=== YOUR TASK ===
Where does the string "style" appear in the records? Copy every line that contains it.
>> start RECORDS SUPPLIED
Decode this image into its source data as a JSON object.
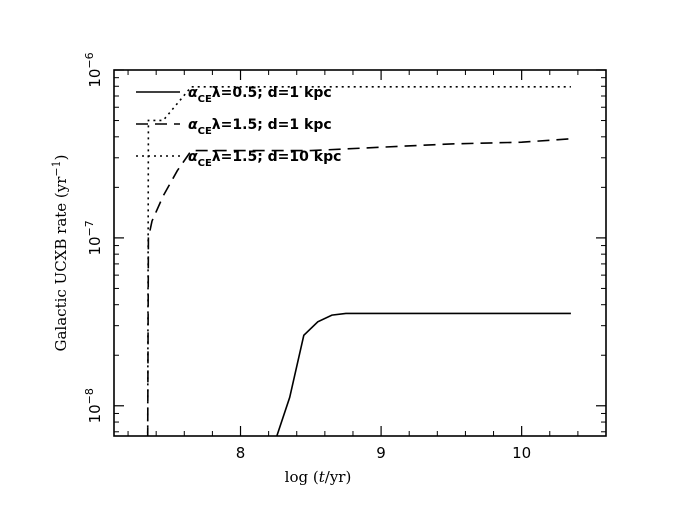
{
  "chart_data": {
    "type": "line",
    "title": "",
    "xlabel": "log (t/yr)",
    "ylabel": "Galactic UCXB rate (yr⁻¹)",
    "xlim": [
      7.1,
      10.6
    ],
    "ylim_log10": [
      -8.18,
      -6.0
    ],
    "y_scale": "log",
    "x_ticks": [
      8,
      9,
      10
    ],
    "x_tick_labels": [
      "8",
      "9",
      "10"
    ],
    "y_ticks_log10": [
      -8,
      -7,
      -6
    ],
    "y_tick_labels": [
      {
        "base": "10",
        "exp": "−8"
      },
      {
        "base": "10",
        "exp": "−7"
      },
      {
        "base": "10",
        "exp": "−6"
      }
    ],
    "legend_position": "top-left",
    "series": [
      {
        "name": "αCEλ=0.5; d=1 kpc",
        "legend": {
          "alpha": "α",
          "sub": "CE",
          "rest": "λ=0.5; d=1 kpc"
        },
        "style": "solid",
        "x": [
          8.25,
          8.35,
          8.45,
          8.55,
          8.65,
          8.75,
          9.0,
          9.5,
          10.0,
          10.35
        ],
        "y_log10": [
          -8.2,
          -7.95,
          -7.58,
          -7.5,
          -7.46,
          -7.45,
          -7.45,
          -7.45,
          -7.45,
          -7.45
        ]
      },
      {
        "name": "αCEλ=1.5; d=1 kpc",
        "legend": {
          "alpha": "α",
          "sub": "CE",
          "rest": "λ=1.5; d=1 kpc"
        },
        "style": "dashed",
        "x": [
          7.34,
          7.345,
          7.37,
          7.45,
          7.55,
          7.65,
          8.0,
          8.5,
          9.0,
          9.5,
          10.0,
          10.35
        ],
        "y_log10": [
          -8.2,
          -7.0,
          -6.9,
          -6.75,
          -6.6,
          -6.48,
          -6.48,
          -6.48,
          -6.46,
          -6.44,
          -6.43,
          -6.41
        ]
      },
      {
        "name": "αCEλ=1.5; d=10 kpc",
        "legend": {
          "alpha": "α",
          "sub": "CE",
          "rest": "λ=1.5; d=10 kpc"
        },
        "style": "dotted",
        "x": [
          7.34,
          7.345,
          7.45,
          7.65,
          8.0,
          8.5,
          9.0,
          9.5,
          10.0,
          10.35
        ],
        "y_log10": [
          -8.2,
          -6.3,
          -6.3,
          -6.1,
          -6.1,
          -6.1,
          -6.1,
          -6.1,
          -6.1,
          -6.1
        ]
      }
    ]
  }
}
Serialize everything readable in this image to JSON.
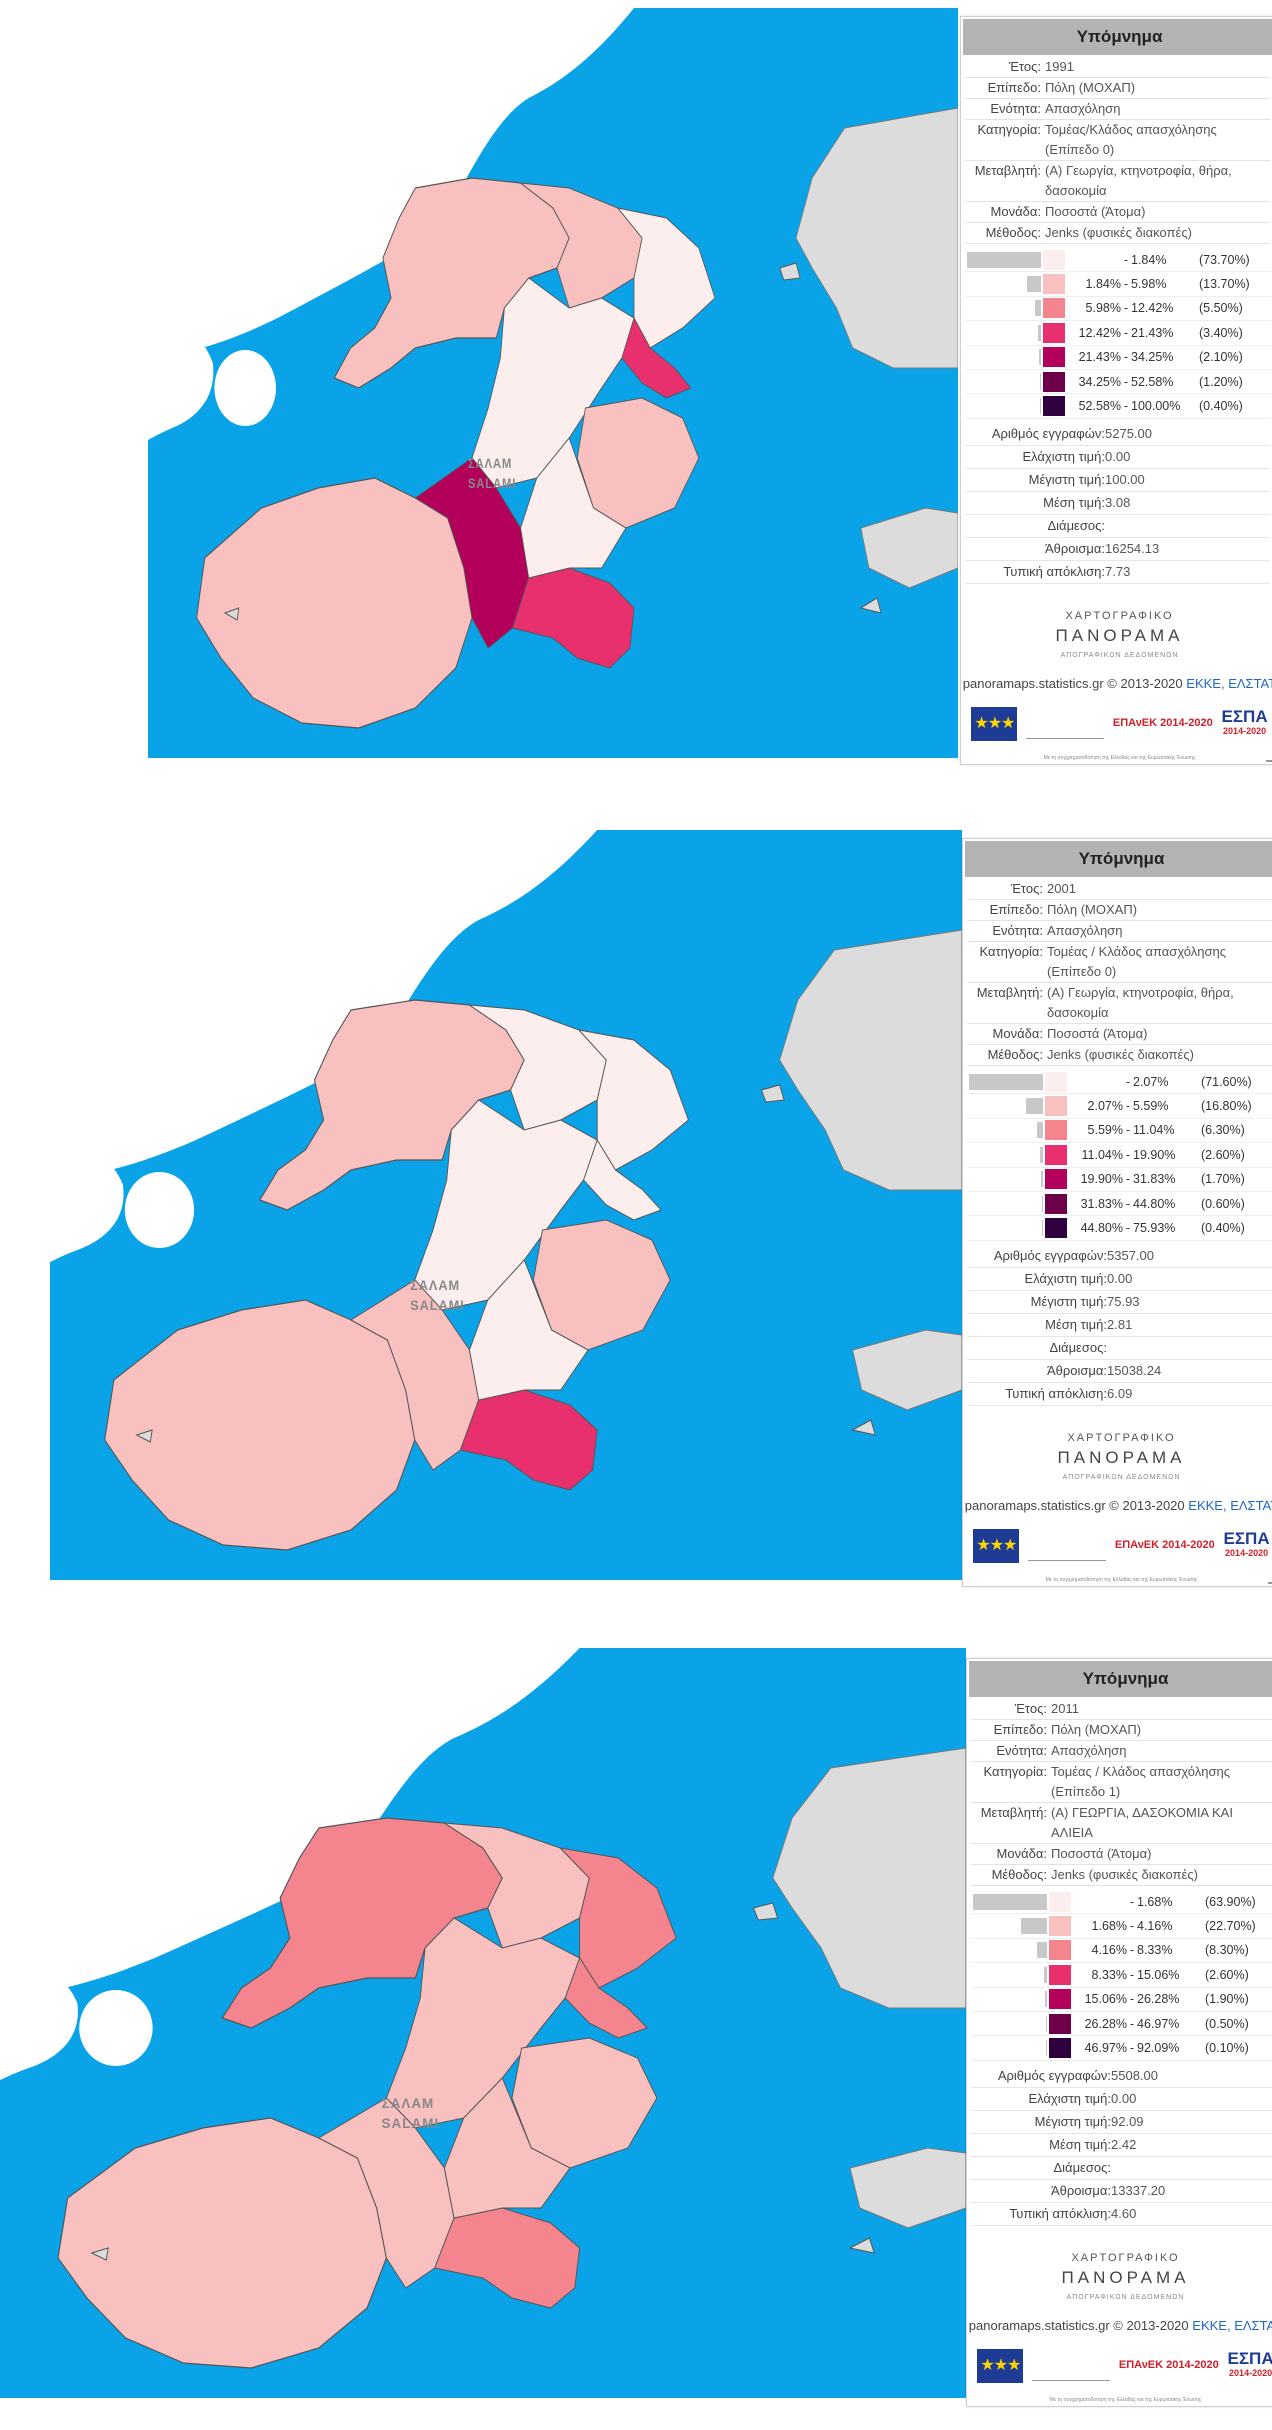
{
  "colors": {
    "sea": "#0aa3e8",
    "land": "#dcdcdc",
    "classes": [
      "#fdeeee",
      "#f9c0c0",
      "#f4858f",
      "#e8306f",
      "#b3005b",
      "#6e004a",
      "#2e003e"
    ]
  },
  "map": {
    "label_greek": "ΣΑΛΑΜ",
    "label_latin": "SALAMI"
  },
  "panels": [
    {
      "legend": {
        "title": "Υπόμνημα",
        "meta": [
          {
            "k": "Έτος:",
            "v": "1991"
          },
          {
            "k": "Επίπεδο:",
            "v": "Πόλη (ΜΟΧΑΠ)"
          },
          {
            "k": "Ενότητα:",
            "v": "Απασχόληση"
          },
          {
            "k": "Κατηγορία:",
            "v": "Τομέας/Κλάδος απασχόλησης (Επίπεδο 0)"
          },
          {
            "k": "Μεταβλητή:",
            "v": "(Α) Γεωργία, κτηνοτροφία, θήρα, δασοκομία"
          },
          {
            "k": "Μονάδα:",
            "v": "Ποσοστά (Άτομα)"
          },
          {
            "k": "Μέθοδος:",
            "v": "Jenks (φυσικές διακοπές)"
          }
        ],
        "classes": [
          {
            "lo": "",
            "hi": "1.84%",
            "pct": "(73.70%)",
            "share": 73.7
          },
          {
            "lo": "1.84%",
            "hi": "5.98%",
            "pct": "(13.70%)",
            "share": 13.7
          },
          {
            "lo": "5.98%",
            "hi": "12.42%",
            "pct": "(5.50%)",
            "share": 5.5
          },
          {
            "lo": "12.42%",
            "hi": "21.43%",
            "pct": "(3.40%)",
            "share": 3.4
          },
          {
            "lo": "21.43%",
            "hi": "34.25%",
            "pct": "(2.10%)",
            "share": 2.1
          },
          {
            "lo": "34.25%",
            "hi": "52.58%",
            "pct": "(1.20%)",
            "share": 1.2
          },
          {
            "lo": "52.58%",
            "hi": "100.00%",
            "pct": "(0.40%)",
            "share": 0.4
          }
        ],
        "stats": [
          {
            "k": "Αριθμός εγγραφών:",
            "v": "5275.00"
          },
          {
            "k": "Ελάχιστη τιμή:",
            "v": "0.00"
          },
          {
            "k": "Μέγιστη τιμή:",
            "v": "100.00"
          },
          {
            "k": "Μέση τιμή:",
            "v": "3.08"
          },
          {
            "k": "Διάμεσος:",
            "v": ""
          },
          {
            "k": "Άθροισμα:",
            "v": "16254.13"
          },
          {
            "k": "Τυπική απόκλιση:",
            "v": "7.73"
          }
        ]
      },
      "regions": {
        "north_w": 1,
        "north_c": 1,
        "north_e": 0,
        "north_pink": 3,
        "mid": 0,
        "mid_e": 1,
        "south_w": 1,
        "south_c": 4,
        "south_e": 3,
        "south_rim": 0
      }
    },
    {
      "legend": {
        "title": "Υπόμνημα",
        "meta": [
          {
            "k": "Έτος:",
            "v": "2001"
          },
          {
            "k": "Επίπεδο:",
            "v": "Πόλη (ΜΟΧΑΠ)"
          },
          {
            "k": "Ενότητα:",
            "v": "Απασχόληση"
          },
          {
            "k": "Κατηγορία:",
            "v": "Τομέας / Κλάδος απασχόλησης (Επίπεδο 0)"
          },
          {
            "k": "Μεταβλητή:",
            "v": "(Α) Γεωργία, κτηνοτροφία, θήρα, δασοκομία"
          },
          {
            "k": "Μονάδα:",
            "v": "Ποσοστά (Άτομα)"
          },
          {
            "k": "Μέθοδος:",
            "v": "Jenks (φυσικές διακοπές)"
          }
        ],
        "classes": [
          {
            "lo": "",
            "hi": "2.07%",
            "pct": "(71.60%)",
            "share": 71.6
          },
          {
            "lo": "2.07%",
            "hi": "5.59%",
            "pct": "(16.80%)",
            "share": 16.8
          },
          {
            "lo": "5.59%",
            "hi": "11.04%",
            "pct": "(6.30%)",
            "share": 6.3
          },
          {
            "lo": "11.04%",
            "hi": "19.90%",
            "pct": "(2.60%)",
            "share": 2.6
          },
          {
            "lo": "19.90%",
            "hi": "31.83%",
            "pct": "(1.70%)",
            "share": 1.7
          },
          {
            "lo": "31.83%",
            "hi": "44.80%",
            "pct": "(0.60%)",
            "share": 0.6
          },
          {
            "lo": "44.80%",
            "hi": "75.93%",
            "pct": "(0.40%)",
            "share": 0.4
          }
        ],
        "stats": [
          {
            "k": "Αριθμός εγγραφών:",
            "v": "5357.00"
          },
          {
            "k": "Ελάχιστη τιμή:",
            "v": "0.00"
          },
          {
            "k": "Μέγιστη τιμή:",
            "v": "75.93"
          },
          {
            "k": "Μέση τιμή:",
            "v": "2.81"
          },
          {
            "k": "Διάμεσος:",
            "v": ""
          },
          {
            "k": "Άθροισμα:",
            "v": "15038.24"
          },
          {
            "k": "Τυπική απόκλιση:",
            "v": "6.09"
          }
        ]
      },
      "regions": {
        "north_w": 1,
        "north_c": 0,
        "north_e": 0,
        "north_pink": 0,
        "mid": 0,
        "mid_e": 1,
        "south_w": 1,
        "south_c": 1,
        "south_e": 3,
        "south_rim": 0
      }
    },
    {
      "legend": {
        "title": "Υπόμνημα",
        "meta": [
          {
            "k": "Έτος:",
            "v": "2011"
          },
          {
            "k": "Επίπεδο:",
            "v": "Πόλη (ΜΟΧΑΠ)"
          },
          {
            "k": "Ενότητα:",
            "v": "Απασχόληση"
          },
          {
            "k": "Κατηγορία:",
            "v": "Τομέας / Κλάδος απασχόλησης (Επίπεδο 1)"
          },
          {
            "k": "Μεταβλητή:",
            "v": "(Α) ΓΕΩΡΓΙΑ, ΔΑΣΟΚΟΜΙΑ ΚΑΙ ΑΛΙΕΙΑ"
          },
          {
            "k": "Μονάδα:",
            "v": "Ποσοστά (Άτομα)"
          },
          {
            "k": "Μέθοδος:",
            "v": "Jenks (φυσικές διακοπές)"
          }
        ],
        "classes": [
          {
            "lo": "",
            "hi": "1.68%",
            "pct": "(63.90%)",
            "share": 63.9
          },
          {
            "lo": "1.68%",
            "hi": "4.16%",
            "pct": "(22.70%)",
            "share": 22.7
          },
          {
            "lo": "4.16%",
            "hi": "8.33%",
            "pct": "(8.30%)",
            "share": 8.3
          },
          {
            "lo": "8.33%",
            "hi": "15.06%",
            "pct": "(2.60%)",
            "share": 2.6
          },
          {
            "lo": "15.06%",
            "hi": "26.28%",
            "pct": "(1.90%)",
            "share": 1.9
          },
          {
            "lo": "26.28%",
            "hi": "46.97%",
            "pct": "(0.50%)",
            "share": 0.5
          },
          {
            "lo": "46.97%",
            "hi": "92.09%",
            "pct": "(0.10%)",
            "share": 0.1
          }
        ],
        "stats": [
          {
            "k": "Αριθμός εγγραφών:",
            "v": "5508.00"
          },
          {
            "k": "Ελάχιστη τιμή:",
            "v": "0.00"
          },
          {
            "k": "Μέγιστη τιμή:",
            "v": "92.09"
          },
          {
            "k": "Μέση τιμή:",
            "v": "2.42"
          },
          {
            "k": "Διάμεσος:",
            "v": ""
          },
          {
            "k": "Άθροισμα:",
            "v": "13337.20"
          },
          {
            "k": "Τυπική απόκλιση:",
            "v": "4.60"
          }
        ]
      },
      "regions": {
        "north_w": 2,
        "north_c": 1,
        "north_e": 2,
        "north_pink": 2,
        "mid": 1,
        "mid_e": 1,
        "south_w": 1,
        "south_c": 1,
        "south_e": 2,
        "south_rim": 1
      }
    }
  ],
  "branding": {
    "top": "ΧΑΡΤΟΓΡΑΦΙΚΟ",
    "mid": "ΠΑΝΟΡΑΜΑ",
    "bot": "ΑΠΟΓΡΑΦΙΚΩΝ ΔΕΔΟΜΕΝΩΝ",
    "credit_prefix": "panoramaps.statistics.gr © 2013-2020",
    "credit_link": "ΕΚΚΕ, ΕΛΣΤΑΤ",
    "eu_text": "Ευρωπαϊκή Ένωση",
    "epanek": "ΕΠΑνΕΚ 2014-2020",
    "espa": "ΕΣΠΑ",
    "espa_years": "2014-2020",
    "fine_print": "Με τη συγχρηματοδότηση της Ελλάδας και της Ευρωπαϊκής Ένωσης"
  }
}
>> end RECORDS SUPPLIED
=== RESULT ===
        "style": "solid",
        "style": "dashed",
        "style": "dotted",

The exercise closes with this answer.